----- Selected excerpt -----

# Definition:Dot Product

## Contents

## Definition

Let $\mathbf a$ and $\mathbf b$ be vectors in a vector space $\mathbf V$ of $n$ dimensions:

- $\mathbf a = \displaystyle \sum_{k \mathop = 1}^n a_k \mathbf e_k$
- $\mathbf b = \displaystyle \sum_{k \mathop = 1}^n b_k \mathbf e_k$

where $\tuple {\mathbf e_1, \mathbf e_2, \ldots, \mathbf e_n}$ is the standard ordered basis of $\mathbf V$.

### Definition 1

The **dot product** of $\mathbf a$ and $\mathbf b$ is defined as:

- $\displaystyle \mathbf a \cdot \mathbf b = a_1 b_1 + a_2 b_2 + \cdots + a_n b_n = \sum_{i \mathop = 1}^n a_i b_i$

If the vectors are represented as column matrices:

- $\mathbf a = \begin{bmatrix} a_1 \\ a_2 \\ \vdots \\ a_n \end{bmatrix} , \mathbf b = \begin{bmatrix} b_1 \\ b_2 \\ \vdots \\ b_n \end{bmatrix}$

we can express the dot product as:

- $\mathbf a \cdot \mathbf b = \mathbf a^\intercal \mathbf b$

where:

- $\mathbf a^\intercal = \begin{bmatrix} a_1 & a_2 & \cdots & a_n \end{bmatrix}$ is the transpose of $\mathbf a$
- the operation between the matrices is the matrix product.

### Definition 2

The **dot product** of $\mathbf a$ and $\mathbf b$ is defined as:

- $\mathbf a \cdot \mathbf b = \norm {\mathbf a} \, \norm {\mathbf b} \cos \angle \mathbf a, \mathbf b$

where:

- $\norm {\mathbf a}$ denotes the length of $\mathbf a$
- $\angle \mathbf a, \mathbf b$ is the angle between $\mathbf a$ and $\mathbf b$, taken to be between $0$ and $\pi$.

## Complex Numbers

The definition continues to hold when the vector space under consideration is the complex plane:

Let $z_1 := x_1 + i y_1$ and $z_2 := x_2 + i y_2$ be complex numbers.

----- Data shown -----

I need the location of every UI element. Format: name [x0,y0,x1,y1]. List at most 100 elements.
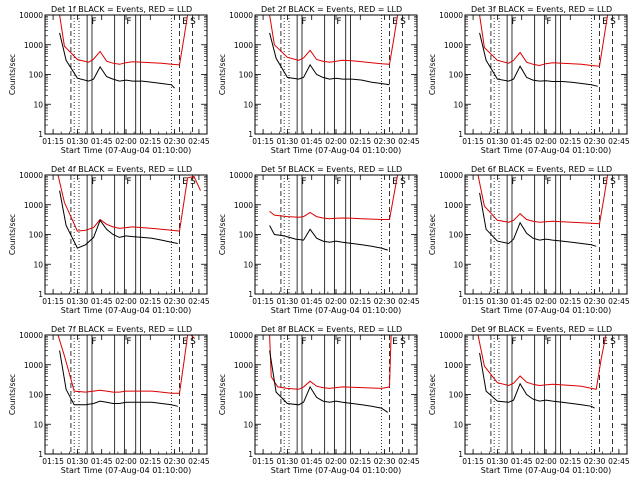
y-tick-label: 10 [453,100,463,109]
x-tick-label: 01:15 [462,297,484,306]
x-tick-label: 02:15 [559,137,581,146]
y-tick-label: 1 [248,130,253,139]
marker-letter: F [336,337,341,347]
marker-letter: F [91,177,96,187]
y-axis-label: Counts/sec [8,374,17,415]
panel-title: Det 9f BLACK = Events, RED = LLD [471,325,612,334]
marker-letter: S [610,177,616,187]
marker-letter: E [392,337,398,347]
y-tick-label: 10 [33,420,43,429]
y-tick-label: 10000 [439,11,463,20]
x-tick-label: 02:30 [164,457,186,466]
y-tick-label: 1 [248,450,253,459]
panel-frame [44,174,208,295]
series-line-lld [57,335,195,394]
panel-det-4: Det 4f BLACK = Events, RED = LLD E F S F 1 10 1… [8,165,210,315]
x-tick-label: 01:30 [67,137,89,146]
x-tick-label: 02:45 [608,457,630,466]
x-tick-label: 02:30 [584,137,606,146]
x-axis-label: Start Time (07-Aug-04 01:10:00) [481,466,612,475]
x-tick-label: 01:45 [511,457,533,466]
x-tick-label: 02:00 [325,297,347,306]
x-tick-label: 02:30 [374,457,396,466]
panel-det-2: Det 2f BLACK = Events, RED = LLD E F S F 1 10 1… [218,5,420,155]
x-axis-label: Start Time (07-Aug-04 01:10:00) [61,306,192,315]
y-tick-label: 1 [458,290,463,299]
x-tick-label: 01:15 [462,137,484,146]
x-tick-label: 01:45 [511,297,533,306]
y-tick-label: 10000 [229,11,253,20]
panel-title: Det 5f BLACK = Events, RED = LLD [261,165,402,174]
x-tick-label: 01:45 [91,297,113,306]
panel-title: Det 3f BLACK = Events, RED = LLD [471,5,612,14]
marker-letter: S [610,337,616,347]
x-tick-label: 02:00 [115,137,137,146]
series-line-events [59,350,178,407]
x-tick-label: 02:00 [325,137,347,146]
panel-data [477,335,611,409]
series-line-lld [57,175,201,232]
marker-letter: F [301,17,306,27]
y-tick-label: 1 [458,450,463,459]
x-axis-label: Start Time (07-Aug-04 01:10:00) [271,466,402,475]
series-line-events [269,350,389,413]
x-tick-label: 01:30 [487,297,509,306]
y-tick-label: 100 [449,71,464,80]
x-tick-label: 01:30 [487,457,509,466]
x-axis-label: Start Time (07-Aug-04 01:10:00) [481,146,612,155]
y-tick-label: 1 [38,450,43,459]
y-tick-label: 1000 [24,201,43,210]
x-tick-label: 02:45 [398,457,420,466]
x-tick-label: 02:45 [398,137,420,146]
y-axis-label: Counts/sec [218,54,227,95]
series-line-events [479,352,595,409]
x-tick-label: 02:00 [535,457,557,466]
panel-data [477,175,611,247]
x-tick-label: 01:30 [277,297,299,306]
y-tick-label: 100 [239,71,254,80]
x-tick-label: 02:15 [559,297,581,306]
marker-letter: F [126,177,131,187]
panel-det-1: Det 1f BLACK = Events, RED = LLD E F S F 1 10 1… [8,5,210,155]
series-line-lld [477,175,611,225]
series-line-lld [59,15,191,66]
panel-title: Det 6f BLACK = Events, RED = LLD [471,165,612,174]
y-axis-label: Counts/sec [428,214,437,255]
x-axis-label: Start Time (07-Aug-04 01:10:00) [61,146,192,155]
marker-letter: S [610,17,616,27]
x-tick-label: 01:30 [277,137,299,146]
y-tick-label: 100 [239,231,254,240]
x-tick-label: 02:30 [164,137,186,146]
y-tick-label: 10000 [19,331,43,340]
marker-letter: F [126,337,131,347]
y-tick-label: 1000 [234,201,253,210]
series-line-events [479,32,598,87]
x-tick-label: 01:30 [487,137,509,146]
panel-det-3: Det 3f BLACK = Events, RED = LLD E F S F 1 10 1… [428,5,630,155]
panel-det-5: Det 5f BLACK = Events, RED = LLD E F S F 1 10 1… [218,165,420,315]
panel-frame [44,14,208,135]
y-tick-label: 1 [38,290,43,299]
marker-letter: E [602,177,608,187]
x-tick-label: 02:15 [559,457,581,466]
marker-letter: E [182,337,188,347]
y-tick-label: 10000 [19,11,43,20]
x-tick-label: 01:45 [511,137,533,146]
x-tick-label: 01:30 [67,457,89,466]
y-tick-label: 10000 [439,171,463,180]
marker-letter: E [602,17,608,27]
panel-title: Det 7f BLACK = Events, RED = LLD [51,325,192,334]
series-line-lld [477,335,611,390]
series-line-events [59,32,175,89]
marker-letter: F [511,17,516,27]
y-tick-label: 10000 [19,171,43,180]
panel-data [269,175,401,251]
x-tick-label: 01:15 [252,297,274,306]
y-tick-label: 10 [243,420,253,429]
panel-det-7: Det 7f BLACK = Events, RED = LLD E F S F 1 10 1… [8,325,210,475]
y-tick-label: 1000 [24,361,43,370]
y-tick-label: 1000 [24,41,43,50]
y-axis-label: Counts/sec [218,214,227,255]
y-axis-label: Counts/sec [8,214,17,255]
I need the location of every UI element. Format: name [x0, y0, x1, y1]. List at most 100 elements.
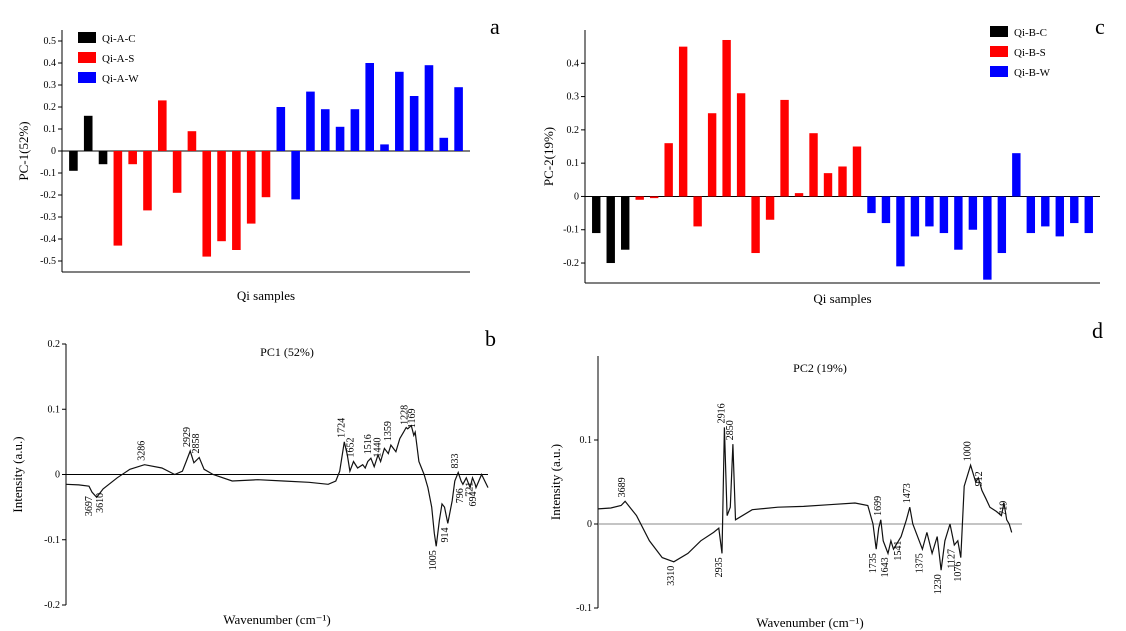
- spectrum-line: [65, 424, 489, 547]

-----

Stated exercise: Quote the passage of the dot product definition that begins at the words "## Contents" and stops after "of $\mathbf V$.". None of the data is needed for this.

Full answer:
## Contents

## Definition

Let $\mathbf a$ and $\mathbf b$ be vectors in a vector space $\mathbf V$ of $n$ dimensions:

- $\mathbf a = \displaystyle \sum_{k \mathop = 1}^n a_k \mathbf e_k$
- $\mathbf b = \displaystyle \sum_{k \mathop = 1}^n b_k \mathbf e_k$

where $\tuple {\mathbf e_1, \mathbf e_2, \ldots, \mathbf e_n}$ is the standard ordered basis of $\mathbf V$.